_WHAT YOU HAVE TO DO_
Search the listing below for the string "Häusern" and show each line that contains it.
* start *
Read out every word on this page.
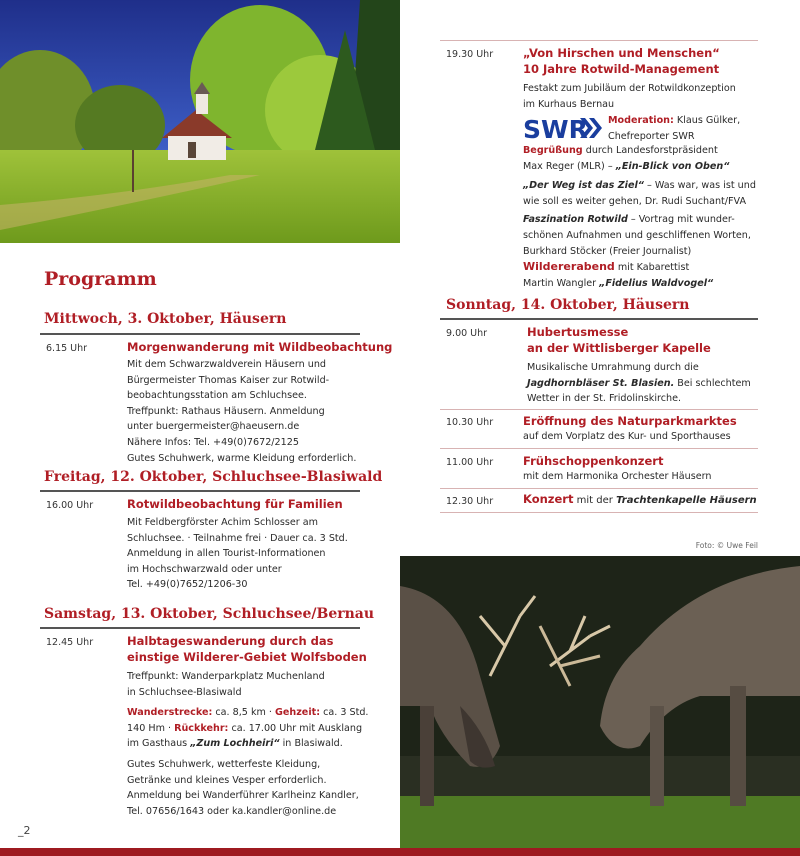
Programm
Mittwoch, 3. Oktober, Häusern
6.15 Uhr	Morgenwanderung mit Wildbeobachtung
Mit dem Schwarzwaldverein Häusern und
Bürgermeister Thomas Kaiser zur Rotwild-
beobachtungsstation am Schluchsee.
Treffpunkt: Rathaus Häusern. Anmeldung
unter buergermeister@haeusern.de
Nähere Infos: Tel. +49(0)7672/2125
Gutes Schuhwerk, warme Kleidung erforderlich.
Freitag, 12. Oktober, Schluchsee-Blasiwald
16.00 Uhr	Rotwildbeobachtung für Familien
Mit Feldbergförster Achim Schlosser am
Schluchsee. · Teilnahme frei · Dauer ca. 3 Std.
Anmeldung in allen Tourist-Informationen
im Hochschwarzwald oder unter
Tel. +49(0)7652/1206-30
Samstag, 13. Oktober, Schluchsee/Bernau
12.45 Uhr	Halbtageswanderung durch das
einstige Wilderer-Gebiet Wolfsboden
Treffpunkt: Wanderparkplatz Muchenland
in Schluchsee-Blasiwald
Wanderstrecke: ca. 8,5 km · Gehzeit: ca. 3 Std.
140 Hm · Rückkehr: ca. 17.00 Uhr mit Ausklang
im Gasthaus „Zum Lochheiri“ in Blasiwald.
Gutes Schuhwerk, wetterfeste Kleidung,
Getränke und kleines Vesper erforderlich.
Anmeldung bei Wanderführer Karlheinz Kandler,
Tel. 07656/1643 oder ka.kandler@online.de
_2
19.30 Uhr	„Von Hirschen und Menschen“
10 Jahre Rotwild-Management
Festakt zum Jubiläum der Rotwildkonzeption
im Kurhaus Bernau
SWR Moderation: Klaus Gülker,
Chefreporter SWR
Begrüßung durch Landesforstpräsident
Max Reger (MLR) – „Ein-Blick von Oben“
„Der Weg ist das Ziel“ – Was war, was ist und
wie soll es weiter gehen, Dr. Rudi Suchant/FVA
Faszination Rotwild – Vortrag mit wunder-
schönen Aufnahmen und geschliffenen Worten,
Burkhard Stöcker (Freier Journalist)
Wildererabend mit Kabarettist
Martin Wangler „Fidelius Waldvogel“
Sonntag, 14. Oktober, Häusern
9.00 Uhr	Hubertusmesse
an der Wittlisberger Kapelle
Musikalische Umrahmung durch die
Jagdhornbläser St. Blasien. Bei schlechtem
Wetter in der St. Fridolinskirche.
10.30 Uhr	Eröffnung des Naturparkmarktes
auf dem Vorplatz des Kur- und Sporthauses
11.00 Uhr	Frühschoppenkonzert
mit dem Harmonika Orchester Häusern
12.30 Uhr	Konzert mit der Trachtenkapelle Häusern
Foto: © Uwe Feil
* end *
_COMPLETED TASK_
Mittwoch, 3. Oktober, Häusern
Mit dem Schwarzwaldverein Häusern und
Treffpunkt: Rathaus Häusern. Anmeldung
Sonntag, 14. Oktober, Häusern
mit dem Harmonika Orchester Häusern
12.30 Uhr	Konzert mit der Trachtenkapelle Häusern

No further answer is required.